Task objective
Copy every line of the data that contains the string "Riware".
● ● ● ●
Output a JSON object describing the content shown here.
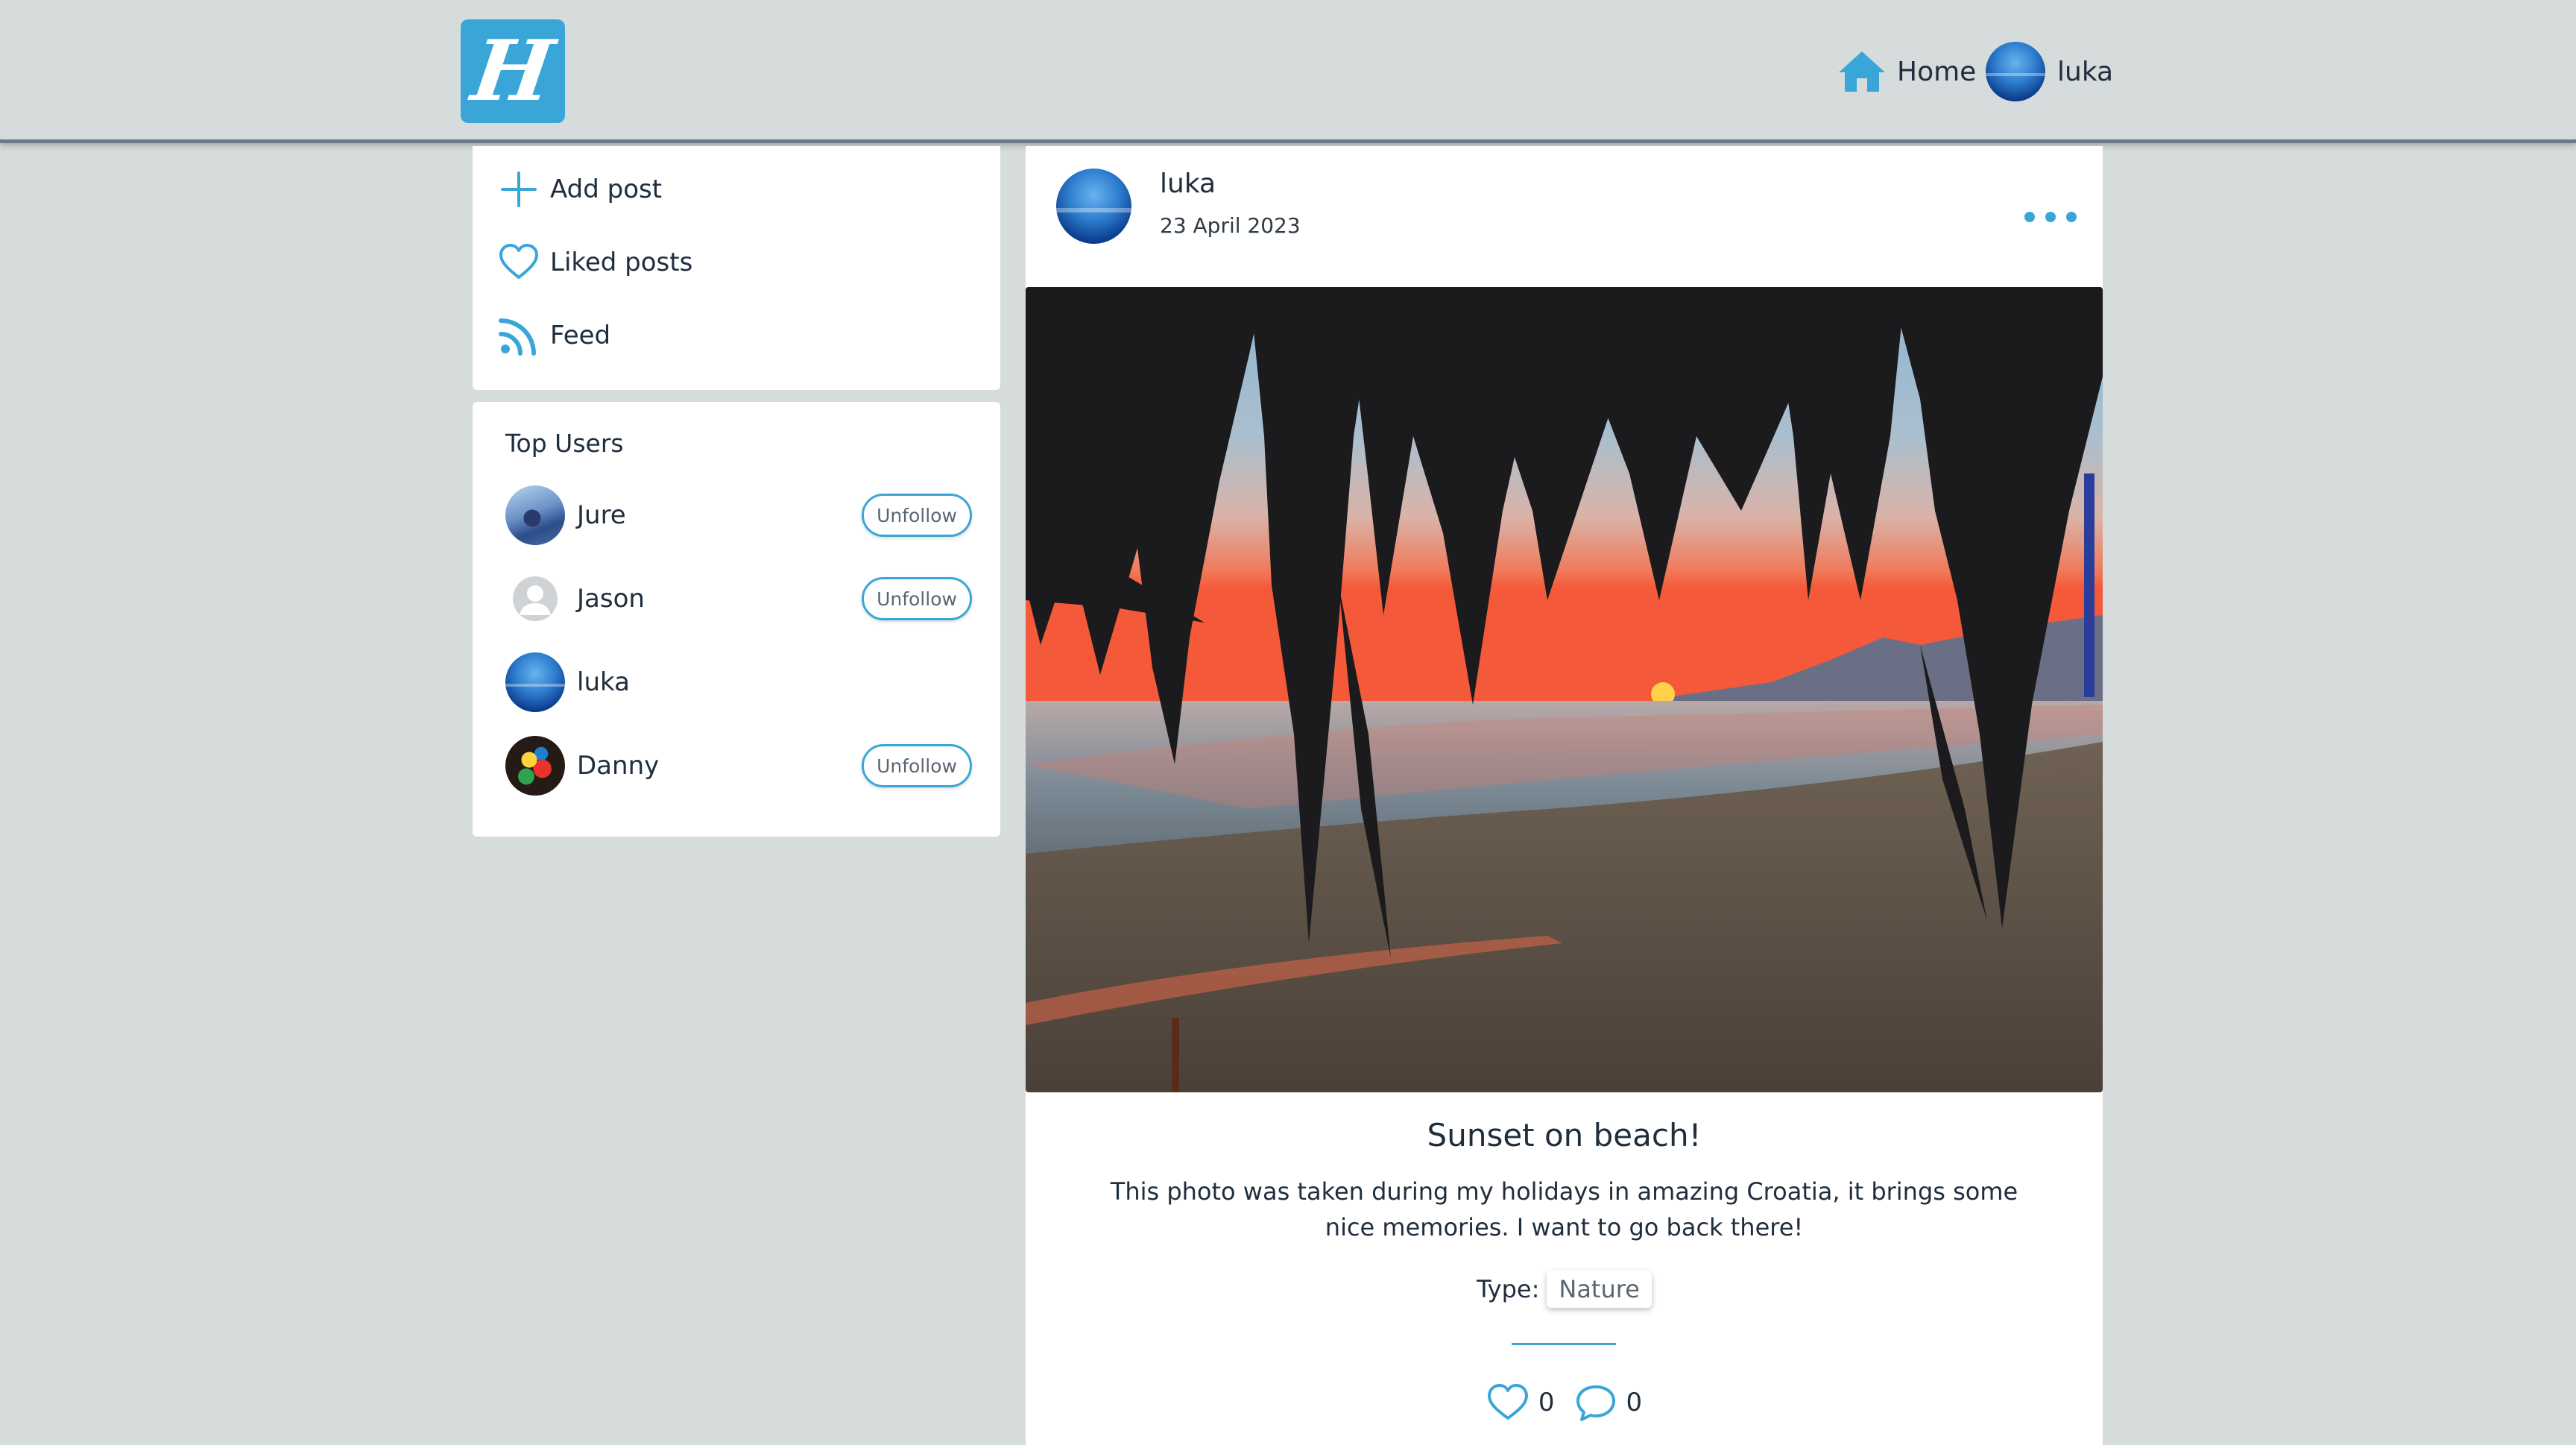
{
  "header": {
    "logo_letter": "H",
    "home_label": "Home",
    "user_name": "luka"
  },
  "sidebar": {
    "menu": [
      {
        "label": "Add post",
        "icon": "plus-icon"
      },
      {
        "label": "Liked posts",
        "icon": "heart-icon"
      },
      {
        "label": "Feed",
        "icon": "rss-feed-icon"
      }
    ],
    "top_users": {
      "title": "Top Users",
      "users": [
        {
          "name": "Jure",
          "button": "Unfollow"
        },
        {
          "name": "Jason",
          "button": "Unfollow"
        },
        {
          "name": "luka",
          "button": ""
        },
        {
          "name": "Danny",
          "button": "Unfollow"
        }
      ]
    }
  },
  "post": {
    "author": "luka",
    "date": "23 April 2023",
    "title": "Sunset on beach!",
    "description": "This photo was taken during my holidays in amazing Croatia, it brings some nice memories. I want to go back there!",
    "type_label": "Type:",
    "type_value": "Nature",
    "likes": "0",
    "comments": "0"
  },
  "colors": {
    "accent": "#3aa6d8",
    "background": "#d6dbdb",
    "card": "#ffffff",
    "text": "#1f2d3d"
  }
}
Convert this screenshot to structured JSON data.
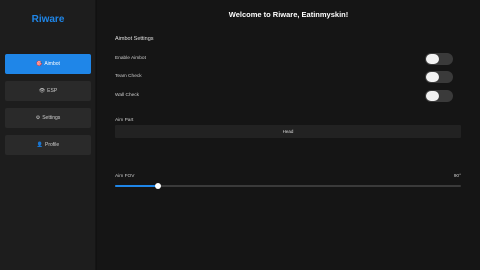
{
  "sidebar": {
    "brand": "Riware",
    "items": [
      {
        "label": "Aimbot",
        "icon": "crosshair-icon",
        "glyph": "🎯",
        "active": true
      },
      {
        "label": "ESP",
        "icon": "eye-icon",
        "glyph": "👁",
        "active": false
      },
      {
        "label": "Settings",
        "icon": "gear-icon",
        "glyph": "⚙",
        "active": false
      },
      {
        "label": "Profile",
        "icon": "user-icon",
        "glyph": "👤",
        "active": false
      }
    ]
  },
  "main": {
    "title": "Welcome to Riware, Eatinmyskin!",
    "section_title": "Aimbot Settings",
    "toggles": [
      {
        "label": "Enable Aimbot",
        "on": false
      },
      {
        "label": "Team Check",
        "on": false
      },
      {
        "label": "Wall Check",
        "on": false
      }
    ],
    "aim_part": {
      "label": "Aim Part",
      "value": "Head"
    },
    "fov": {
      "label": "Aim FOV",
      "value_text": "90°",
      "fraction": 0.125
    }
  },
  "colors": {
    "accent": "#1f86e8",
    "sidebar_bg": "#1d1d1d",
    "main_bg": "#151515"
  }
}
● ● ● ●
Response for this exercise
    "brand": "Riware",
    "title": "Welcome to Riware, Eatinmyskin!",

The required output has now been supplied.